● **Выбранный отрывок**
»»

Что касается конкретной ситуации, о которой можно составить впечатление по интервью, то здесь всё очень просто. Инокиня живёт представлениями ложной религиозности, сталкивается — неизбежно — на пути осуществления этих представлений с духовными проблемами и пытается решить их с помощью светского специалиста в психологии. Что в данном случае делает психолог? Он решает психологические проблемы инокини, а ей кажется, что вместе с этим решаются и её духовные проблемы. Но это не так. Она лишь ещё больше укрепляется в общей ложной тенденции, которая определяет её понимание цели жизни в монастыре и которая, очевидно, и привела её в монастырь; возможно, даже в религию. Психолог имеет дело не с духовной проблемой, которую не признаёт, а лишь с психологическими последствиями этой проблемы, но в таком контексте психологические проблемы неустранимы. В конце концов, помощь психолога просто искусственно «удерживает» инокиню в монастыре и в иллюзии духовного прогресса («у меня качественно иные слёзы…»).

««

● **Исходные данные**
»»

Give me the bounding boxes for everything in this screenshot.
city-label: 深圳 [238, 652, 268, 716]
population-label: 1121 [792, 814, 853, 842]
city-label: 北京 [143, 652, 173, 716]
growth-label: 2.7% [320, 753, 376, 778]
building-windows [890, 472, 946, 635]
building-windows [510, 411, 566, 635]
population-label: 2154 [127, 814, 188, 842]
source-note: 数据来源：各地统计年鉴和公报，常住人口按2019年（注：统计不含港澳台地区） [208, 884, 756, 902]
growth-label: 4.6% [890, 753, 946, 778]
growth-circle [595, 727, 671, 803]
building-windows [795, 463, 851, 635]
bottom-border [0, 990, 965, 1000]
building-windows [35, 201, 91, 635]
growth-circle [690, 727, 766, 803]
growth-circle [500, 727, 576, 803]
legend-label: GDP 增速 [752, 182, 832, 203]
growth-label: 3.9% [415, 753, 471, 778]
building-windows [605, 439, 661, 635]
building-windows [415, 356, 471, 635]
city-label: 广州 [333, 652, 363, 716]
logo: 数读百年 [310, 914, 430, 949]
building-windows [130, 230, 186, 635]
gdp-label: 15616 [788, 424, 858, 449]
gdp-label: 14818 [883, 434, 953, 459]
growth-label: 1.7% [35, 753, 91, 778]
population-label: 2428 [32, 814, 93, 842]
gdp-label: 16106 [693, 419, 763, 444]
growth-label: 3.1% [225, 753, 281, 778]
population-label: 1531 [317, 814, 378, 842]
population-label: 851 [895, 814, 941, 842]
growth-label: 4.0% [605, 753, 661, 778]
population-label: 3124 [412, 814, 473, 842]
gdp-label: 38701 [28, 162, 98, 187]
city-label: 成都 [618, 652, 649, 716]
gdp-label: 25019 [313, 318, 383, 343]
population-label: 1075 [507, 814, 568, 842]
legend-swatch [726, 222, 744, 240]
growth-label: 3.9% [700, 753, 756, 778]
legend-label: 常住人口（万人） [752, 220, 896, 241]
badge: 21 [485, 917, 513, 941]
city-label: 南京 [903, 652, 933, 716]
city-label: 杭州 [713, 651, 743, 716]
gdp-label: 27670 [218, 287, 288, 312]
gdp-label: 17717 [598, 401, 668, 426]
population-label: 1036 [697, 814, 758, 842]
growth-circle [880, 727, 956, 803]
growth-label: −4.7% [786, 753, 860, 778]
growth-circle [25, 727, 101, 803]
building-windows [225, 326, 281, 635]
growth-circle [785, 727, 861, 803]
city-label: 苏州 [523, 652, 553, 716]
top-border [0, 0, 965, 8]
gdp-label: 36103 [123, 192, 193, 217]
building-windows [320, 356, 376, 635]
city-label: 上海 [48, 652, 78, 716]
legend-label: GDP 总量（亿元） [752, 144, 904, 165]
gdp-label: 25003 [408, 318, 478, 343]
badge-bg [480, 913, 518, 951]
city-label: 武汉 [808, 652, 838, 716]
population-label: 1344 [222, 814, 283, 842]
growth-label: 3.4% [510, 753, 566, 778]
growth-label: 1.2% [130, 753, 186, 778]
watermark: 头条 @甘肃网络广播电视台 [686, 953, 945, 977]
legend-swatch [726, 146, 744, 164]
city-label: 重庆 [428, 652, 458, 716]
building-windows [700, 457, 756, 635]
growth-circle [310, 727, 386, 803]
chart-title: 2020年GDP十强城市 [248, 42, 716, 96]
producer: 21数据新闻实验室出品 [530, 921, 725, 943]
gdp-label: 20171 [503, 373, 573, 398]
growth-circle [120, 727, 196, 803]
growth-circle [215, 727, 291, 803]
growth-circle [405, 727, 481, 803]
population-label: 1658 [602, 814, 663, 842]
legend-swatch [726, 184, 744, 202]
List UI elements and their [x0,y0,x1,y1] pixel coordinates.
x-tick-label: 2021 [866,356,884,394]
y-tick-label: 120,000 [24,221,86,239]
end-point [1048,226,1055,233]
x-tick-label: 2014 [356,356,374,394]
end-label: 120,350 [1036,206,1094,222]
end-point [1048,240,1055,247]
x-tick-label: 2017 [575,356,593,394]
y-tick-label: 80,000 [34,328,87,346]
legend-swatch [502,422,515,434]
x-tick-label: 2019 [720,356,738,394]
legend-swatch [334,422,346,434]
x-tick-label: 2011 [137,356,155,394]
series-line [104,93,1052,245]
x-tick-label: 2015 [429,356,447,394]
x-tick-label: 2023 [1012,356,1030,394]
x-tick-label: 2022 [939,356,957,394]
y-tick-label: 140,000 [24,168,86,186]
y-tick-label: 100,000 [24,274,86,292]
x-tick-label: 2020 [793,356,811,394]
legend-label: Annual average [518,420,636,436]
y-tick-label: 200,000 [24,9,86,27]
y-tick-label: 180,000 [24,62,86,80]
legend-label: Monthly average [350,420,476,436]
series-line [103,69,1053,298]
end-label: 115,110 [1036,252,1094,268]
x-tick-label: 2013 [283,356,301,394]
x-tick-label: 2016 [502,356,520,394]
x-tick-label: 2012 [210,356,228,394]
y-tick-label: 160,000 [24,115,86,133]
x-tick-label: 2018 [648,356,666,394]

««

● **Ваше задание**
С чьей помощью, согласно отрывку, инокиня пытается решить свои духовные проблемы?

● **Что получилось**
С помощью светского специалиста в психологии.